TASK DETAILS
Gather all lines with the word "Live" in them.

EXTRACTED RECORDS
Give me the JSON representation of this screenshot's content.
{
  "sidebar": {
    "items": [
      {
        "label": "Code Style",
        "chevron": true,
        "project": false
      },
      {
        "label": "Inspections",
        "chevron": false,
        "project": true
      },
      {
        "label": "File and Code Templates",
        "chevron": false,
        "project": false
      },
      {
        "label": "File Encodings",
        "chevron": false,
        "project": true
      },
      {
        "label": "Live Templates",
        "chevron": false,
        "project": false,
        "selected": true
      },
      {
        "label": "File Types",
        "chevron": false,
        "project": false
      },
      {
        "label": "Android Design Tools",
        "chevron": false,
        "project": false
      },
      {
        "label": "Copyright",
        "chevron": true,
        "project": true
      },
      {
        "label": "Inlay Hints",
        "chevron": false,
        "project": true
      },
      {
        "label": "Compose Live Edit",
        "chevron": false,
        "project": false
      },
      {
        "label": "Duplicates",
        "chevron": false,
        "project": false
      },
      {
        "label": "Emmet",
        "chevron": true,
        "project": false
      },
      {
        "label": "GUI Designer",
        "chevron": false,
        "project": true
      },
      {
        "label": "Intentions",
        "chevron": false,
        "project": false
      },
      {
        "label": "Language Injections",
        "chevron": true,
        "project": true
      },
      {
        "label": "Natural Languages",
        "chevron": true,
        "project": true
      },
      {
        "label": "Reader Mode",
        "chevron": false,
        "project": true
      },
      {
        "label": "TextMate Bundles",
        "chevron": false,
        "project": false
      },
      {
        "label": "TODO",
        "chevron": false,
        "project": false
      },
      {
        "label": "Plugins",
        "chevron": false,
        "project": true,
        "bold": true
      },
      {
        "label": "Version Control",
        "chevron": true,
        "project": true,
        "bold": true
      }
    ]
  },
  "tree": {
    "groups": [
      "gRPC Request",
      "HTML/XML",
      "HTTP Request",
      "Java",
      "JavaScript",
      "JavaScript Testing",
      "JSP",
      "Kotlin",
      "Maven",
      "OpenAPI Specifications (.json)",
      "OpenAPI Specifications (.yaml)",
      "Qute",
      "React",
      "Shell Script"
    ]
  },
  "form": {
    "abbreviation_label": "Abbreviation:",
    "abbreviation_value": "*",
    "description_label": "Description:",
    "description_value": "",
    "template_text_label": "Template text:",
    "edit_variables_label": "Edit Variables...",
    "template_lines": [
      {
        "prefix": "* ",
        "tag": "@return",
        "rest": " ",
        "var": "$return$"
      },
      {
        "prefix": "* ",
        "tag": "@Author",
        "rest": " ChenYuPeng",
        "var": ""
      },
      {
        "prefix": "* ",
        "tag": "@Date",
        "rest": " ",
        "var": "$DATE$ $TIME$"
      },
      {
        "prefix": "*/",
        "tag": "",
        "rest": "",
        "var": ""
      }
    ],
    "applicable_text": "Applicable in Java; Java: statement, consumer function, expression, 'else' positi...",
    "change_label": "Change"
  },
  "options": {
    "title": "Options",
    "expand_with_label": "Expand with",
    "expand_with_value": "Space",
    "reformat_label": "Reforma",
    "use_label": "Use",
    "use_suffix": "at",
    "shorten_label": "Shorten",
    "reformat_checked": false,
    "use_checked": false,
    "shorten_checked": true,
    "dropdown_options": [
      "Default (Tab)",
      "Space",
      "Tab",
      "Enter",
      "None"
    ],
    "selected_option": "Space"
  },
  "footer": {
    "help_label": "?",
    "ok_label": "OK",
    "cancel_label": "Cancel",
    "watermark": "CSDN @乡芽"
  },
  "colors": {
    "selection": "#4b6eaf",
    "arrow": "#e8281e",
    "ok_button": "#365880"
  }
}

FINAL RESULT
        "label": "Live Templates",
        "label": "Compose Live Edit",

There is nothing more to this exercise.